Retype the listing that follows, word for word.
##### Records for this exercise #####
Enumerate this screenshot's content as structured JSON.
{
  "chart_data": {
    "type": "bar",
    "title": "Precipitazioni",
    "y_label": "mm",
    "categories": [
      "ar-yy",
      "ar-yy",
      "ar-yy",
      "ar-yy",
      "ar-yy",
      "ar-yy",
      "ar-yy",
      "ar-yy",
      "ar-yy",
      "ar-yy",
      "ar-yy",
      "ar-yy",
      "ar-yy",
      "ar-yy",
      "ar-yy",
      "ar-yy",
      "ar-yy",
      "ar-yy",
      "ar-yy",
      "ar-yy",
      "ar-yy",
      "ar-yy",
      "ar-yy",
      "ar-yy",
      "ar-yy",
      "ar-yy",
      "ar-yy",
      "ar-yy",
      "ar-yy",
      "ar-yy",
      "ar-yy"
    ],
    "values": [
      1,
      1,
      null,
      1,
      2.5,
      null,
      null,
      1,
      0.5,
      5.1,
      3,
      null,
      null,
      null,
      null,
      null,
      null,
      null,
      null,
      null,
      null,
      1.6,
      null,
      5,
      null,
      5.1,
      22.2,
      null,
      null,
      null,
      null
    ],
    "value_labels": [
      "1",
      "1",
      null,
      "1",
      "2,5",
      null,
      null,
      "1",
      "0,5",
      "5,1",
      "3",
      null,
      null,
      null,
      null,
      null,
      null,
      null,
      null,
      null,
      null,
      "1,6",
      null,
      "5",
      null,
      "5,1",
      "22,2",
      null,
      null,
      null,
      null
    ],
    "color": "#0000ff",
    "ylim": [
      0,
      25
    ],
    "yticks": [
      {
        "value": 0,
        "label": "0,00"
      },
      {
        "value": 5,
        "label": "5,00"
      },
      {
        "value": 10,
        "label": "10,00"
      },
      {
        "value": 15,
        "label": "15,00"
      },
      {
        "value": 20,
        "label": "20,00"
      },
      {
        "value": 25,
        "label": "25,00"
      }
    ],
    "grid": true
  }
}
#####
§ **Full solution**
Enumerate this screenshot's content as structured JSON.
{
  "chart_data": {
    "type": "bar",
    "title": "Precipitazioni",
    "y_label": "mm",
    "categories": [
      "ar-yy",
      "ar-yy",
      "ar-yy",
      "ar-yy",
      "ar-yy",
      "ar-yy",
      "ar-yy",
      "ar-yy",
      "ar-yy",
      "ar-yy",
      "ar-yy",
      "ar-yy",
      "ar-yy",
      "ar-yy",
      "ar-yy",
      "ar-yy",
      "ar-yy",
      "ar-yy",
      "ar-yy",
      "ar-yy",
      "ar-yy",
      "ar-yy",
      "ar-yy",
      "ar-yy",
      "ar-yy",
      "ar-yy",
      "ar-yy",
      "ar-yy",
      "ar-yy",
      "ar-yy",
      "ar-yy"
    ],
    "values": [
      1,
      1,
      null,
      1,
      2.5,
      null,
      null,
      1,
      0.5,
      5.1,
      3,
      null,
      null,
      null,
      null,
      null,
      null,
      null,
      null,
      null,
      null,
      1.6,
      null,
      5,
      null,
      5.1,
      22.2,
      null,
      null,
      null,
      null
    ],
    "value_labels": [
      "1",
      "1",
      null,
      "1",
      "2,5",
      null,
      null,
      "1",
      "0,5",
      "5,1",
      "3",
      null,
      null,
      null,
      null,
      null,
      null,
      null,
      null,
      null,
      null,
      "1,6",
      null,
      "5",
      null,
      "5,1",
      "22,2",
      null,
      null,
      null,
      null
    ],
    "color": "#0000ff",
    "ylim": [
      0,
      25
    ],
    "yticks": [
      {
        "value": 0,
        "label": "0,00"
      },
      {
        "value": 5,
        "label": "5,00"
      },
      {
        "value": 10,
        "label": "10,00"
      },
      {
        "value": 15,
        "label": "15,00"
      },
      {
        "value": 20,
        "label": "20,00"
      },
      {
        "value": 25,
        "label": "25,00"
      }
    ],
    "grid": true
  }
}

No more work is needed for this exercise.